**Task description:** Gather the lines from the material that contain "Spaldingstr".

### Given records

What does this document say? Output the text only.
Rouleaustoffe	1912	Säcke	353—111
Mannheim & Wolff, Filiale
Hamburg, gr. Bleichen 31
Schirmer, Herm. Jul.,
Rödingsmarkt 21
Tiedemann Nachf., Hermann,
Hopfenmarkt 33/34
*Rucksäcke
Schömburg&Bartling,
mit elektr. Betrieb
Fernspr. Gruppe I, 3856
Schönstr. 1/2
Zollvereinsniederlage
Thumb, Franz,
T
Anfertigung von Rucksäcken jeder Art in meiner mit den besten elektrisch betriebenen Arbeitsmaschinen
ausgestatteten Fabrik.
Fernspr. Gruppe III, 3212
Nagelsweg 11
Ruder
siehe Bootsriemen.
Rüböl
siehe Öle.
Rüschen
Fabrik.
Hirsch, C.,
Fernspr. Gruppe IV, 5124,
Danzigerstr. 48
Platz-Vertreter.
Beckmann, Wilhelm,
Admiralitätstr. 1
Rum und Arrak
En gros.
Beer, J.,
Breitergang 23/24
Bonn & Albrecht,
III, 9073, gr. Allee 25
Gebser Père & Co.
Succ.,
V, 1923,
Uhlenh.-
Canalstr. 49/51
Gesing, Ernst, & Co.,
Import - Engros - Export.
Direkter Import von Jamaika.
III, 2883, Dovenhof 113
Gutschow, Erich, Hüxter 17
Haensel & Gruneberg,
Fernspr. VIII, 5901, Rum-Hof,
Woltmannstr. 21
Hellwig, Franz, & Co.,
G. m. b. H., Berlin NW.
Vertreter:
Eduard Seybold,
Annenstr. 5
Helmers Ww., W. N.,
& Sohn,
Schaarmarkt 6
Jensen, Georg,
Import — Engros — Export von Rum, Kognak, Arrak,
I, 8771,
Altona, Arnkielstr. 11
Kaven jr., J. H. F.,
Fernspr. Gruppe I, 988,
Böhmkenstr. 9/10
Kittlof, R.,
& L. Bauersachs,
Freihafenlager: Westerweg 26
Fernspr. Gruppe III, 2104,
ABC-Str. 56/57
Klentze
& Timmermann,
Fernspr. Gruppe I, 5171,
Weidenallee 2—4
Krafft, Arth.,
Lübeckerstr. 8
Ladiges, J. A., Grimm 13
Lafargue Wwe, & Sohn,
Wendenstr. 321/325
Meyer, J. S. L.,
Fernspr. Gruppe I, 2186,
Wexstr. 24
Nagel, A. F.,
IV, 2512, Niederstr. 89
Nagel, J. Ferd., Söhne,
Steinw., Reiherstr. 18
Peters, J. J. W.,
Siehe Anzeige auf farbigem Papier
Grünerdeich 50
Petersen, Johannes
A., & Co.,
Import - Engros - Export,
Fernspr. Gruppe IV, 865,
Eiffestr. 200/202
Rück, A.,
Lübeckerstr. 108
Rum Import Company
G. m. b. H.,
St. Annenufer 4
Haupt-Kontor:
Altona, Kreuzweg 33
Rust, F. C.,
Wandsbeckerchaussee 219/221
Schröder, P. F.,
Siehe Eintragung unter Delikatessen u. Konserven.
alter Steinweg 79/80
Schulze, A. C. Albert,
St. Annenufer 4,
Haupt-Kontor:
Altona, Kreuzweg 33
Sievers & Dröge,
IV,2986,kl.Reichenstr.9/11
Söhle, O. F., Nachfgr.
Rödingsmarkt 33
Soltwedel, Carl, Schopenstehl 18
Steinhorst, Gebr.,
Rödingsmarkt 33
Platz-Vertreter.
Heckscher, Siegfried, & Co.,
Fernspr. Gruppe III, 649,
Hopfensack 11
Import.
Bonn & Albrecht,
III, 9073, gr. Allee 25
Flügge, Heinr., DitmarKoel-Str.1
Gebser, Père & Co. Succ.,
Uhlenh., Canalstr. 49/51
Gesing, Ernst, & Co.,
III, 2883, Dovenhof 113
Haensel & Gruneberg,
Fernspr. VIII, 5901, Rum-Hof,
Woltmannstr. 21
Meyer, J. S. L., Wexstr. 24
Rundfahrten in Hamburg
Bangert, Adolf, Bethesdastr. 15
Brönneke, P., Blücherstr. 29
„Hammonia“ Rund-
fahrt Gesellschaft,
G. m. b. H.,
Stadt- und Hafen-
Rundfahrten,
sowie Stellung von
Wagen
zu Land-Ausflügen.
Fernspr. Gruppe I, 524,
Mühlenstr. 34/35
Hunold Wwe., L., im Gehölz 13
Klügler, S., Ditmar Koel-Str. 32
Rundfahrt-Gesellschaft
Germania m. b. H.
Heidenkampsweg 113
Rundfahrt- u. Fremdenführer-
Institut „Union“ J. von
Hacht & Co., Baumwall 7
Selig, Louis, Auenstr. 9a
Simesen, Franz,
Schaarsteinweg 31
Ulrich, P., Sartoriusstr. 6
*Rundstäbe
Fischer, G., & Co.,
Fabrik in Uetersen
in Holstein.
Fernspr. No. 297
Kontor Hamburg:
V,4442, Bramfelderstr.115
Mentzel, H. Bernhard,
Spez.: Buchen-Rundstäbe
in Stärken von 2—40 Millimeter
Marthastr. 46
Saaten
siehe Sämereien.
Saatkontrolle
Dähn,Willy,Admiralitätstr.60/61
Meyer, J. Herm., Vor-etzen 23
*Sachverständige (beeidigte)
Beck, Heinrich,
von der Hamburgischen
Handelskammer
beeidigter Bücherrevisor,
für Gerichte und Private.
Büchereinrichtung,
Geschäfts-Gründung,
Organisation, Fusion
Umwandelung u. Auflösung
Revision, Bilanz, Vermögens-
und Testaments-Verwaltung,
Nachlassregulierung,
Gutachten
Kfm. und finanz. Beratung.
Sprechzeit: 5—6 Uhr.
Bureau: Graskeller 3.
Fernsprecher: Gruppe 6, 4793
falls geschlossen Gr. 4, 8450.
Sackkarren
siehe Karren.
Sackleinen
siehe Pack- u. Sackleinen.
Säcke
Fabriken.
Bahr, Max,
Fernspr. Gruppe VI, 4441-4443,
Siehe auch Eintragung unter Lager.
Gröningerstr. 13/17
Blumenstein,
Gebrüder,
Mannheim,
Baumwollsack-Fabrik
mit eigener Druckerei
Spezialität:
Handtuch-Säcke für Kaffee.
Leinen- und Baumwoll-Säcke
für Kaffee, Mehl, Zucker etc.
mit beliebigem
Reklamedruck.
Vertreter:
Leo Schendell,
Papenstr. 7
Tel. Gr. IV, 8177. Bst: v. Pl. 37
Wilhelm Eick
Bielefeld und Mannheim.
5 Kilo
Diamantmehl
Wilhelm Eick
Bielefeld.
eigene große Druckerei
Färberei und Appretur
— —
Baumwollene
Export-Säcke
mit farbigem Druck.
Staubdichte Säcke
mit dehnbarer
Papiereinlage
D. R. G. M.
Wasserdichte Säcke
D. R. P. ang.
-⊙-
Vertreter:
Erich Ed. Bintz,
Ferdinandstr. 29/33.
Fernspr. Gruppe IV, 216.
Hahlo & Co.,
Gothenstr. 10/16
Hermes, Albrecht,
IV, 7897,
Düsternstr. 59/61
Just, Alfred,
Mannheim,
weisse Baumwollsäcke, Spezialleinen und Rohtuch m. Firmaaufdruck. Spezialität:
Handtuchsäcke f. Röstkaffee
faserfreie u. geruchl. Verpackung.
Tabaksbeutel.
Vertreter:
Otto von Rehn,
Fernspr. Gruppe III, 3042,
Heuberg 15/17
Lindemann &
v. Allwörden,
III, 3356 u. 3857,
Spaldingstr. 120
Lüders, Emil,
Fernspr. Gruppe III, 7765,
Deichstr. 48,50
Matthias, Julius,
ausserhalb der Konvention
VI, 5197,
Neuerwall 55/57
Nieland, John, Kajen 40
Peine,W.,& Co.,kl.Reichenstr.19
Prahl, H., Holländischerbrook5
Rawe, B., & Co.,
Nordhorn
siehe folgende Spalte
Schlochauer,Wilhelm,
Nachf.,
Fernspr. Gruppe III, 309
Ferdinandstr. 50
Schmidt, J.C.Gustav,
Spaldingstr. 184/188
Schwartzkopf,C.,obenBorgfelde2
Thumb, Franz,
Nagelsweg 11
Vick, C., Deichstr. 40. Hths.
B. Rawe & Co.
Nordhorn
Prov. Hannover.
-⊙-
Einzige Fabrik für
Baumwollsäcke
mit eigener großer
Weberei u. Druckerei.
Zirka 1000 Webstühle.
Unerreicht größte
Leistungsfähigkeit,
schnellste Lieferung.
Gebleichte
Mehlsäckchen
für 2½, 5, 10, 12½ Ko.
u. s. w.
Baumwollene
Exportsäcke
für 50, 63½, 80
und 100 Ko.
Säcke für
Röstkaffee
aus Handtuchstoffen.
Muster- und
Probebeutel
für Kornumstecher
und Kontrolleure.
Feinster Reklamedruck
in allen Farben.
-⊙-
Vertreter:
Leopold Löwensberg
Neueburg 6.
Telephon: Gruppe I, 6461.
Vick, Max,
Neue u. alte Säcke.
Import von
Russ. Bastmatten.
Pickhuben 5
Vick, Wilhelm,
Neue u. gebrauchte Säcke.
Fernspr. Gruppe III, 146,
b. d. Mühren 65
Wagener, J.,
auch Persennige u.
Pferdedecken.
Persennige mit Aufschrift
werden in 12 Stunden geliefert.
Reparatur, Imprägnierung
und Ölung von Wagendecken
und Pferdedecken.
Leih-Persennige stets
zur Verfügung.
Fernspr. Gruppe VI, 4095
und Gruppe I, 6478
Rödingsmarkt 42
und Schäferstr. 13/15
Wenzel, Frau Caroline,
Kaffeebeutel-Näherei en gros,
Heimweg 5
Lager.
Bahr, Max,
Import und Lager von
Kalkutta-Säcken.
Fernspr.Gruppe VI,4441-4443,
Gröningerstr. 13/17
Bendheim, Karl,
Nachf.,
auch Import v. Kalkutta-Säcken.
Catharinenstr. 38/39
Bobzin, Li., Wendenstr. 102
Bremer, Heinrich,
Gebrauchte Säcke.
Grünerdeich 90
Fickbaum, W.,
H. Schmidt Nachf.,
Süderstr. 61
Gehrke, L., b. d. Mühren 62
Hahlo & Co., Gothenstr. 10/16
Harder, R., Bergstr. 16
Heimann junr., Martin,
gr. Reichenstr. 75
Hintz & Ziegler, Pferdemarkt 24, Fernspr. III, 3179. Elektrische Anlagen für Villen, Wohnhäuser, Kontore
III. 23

######

**Response to the task:**
Spaldingstr. 120
Spaldingstr. 184/188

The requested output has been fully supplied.